* start Working data *

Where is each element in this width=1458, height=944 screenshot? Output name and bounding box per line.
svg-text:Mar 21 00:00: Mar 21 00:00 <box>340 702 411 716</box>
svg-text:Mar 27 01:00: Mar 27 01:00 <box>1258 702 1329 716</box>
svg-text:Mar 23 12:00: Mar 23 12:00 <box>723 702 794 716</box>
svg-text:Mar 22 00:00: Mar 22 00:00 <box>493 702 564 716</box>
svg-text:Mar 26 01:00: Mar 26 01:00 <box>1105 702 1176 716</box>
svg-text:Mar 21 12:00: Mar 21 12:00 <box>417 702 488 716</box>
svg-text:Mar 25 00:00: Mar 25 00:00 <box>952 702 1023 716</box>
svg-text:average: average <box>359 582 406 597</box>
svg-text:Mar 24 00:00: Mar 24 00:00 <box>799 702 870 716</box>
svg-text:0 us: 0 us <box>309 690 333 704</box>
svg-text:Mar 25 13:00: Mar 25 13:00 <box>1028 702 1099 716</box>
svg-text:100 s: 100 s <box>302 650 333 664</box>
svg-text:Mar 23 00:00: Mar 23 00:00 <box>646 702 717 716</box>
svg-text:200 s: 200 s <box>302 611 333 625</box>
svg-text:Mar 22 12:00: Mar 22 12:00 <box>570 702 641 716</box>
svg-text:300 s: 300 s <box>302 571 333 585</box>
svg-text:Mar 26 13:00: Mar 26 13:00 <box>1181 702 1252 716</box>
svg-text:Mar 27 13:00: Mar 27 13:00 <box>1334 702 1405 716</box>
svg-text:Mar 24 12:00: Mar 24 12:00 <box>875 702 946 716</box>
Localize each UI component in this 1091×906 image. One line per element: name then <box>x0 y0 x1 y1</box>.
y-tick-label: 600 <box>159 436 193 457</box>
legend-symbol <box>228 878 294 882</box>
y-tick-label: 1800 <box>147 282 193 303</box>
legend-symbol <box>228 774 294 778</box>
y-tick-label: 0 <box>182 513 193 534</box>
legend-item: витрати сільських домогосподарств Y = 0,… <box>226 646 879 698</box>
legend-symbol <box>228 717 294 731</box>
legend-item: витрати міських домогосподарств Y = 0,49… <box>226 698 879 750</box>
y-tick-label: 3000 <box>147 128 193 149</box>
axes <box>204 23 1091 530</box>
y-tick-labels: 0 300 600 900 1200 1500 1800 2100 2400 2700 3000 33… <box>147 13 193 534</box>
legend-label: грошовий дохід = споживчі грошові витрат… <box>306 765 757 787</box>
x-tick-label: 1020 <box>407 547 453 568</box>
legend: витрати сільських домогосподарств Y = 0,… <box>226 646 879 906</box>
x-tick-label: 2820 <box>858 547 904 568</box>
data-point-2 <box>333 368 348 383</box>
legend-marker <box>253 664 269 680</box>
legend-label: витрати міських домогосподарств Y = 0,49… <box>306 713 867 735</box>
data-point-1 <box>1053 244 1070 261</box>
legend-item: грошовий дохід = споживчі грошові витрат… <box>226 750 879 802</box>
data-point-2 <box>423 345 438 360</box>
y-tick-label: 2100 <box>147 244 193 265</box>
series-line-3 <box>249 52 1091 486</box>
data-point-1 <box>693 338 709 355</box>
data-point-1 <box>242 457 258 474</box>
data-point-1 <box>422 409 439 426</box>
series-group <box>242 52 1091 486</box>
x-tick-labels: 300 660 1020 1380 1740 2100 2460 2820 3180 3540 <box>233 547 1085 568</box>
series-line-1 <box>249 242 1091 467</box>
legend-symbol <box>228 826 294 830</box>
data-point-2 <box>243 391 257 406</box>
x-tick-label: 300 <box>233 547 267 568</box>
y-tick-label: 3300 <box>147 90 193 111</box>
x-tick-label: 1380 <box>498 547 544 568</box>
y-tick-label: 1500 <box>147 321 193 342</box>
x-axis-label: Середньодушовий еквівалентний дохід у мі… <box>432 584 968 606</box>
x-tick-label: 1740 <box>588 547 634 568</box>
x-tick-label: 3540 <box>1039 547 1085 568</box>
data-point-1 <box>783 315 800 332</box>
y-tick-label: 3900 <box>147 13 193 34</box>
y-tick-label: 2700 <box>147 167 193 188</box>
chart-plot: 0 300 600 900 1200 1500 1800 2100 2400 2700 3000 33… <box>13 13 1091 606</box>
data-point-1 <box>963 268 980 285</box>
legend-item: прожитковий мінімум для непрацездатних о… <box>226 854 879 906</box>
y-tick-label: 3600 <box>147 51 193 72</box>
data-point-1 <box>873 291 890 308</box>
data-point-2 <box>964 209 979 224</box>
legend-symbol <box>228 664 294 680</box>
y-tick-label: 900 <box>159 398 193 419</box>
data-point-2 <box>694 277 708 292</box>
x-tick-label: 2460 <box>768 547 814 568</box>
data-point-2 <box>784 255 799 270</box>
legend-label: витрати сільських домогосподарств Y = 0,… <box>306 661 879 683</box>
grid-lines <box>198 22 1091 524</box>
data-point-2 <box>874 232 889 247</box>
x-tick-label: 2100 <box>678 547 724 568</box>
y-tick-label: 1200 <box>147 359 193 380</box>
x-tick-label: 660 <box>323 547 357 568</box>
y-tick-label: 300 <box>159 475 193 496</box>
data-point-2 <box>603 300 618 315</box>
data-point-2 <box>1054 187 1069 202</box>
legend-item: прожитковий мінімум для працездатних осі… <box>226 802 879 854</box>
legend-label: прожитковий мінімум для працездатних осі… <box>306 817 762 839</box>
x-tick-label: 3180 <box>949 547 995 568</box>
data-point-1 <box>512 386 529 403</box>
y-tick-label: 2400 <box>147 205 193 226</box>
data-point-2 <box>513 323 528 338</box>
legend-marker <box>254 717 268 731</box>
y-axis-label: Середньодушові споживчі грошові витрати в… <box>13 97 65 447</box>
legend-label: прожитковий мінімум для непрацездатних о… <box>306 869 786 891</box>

* end Working data *

▶ **What the exercise asks**: In how many lines of the records above does the string "грошовий" appear, with case counting? Reply with the number only.

▶ **Exercise solution**: 2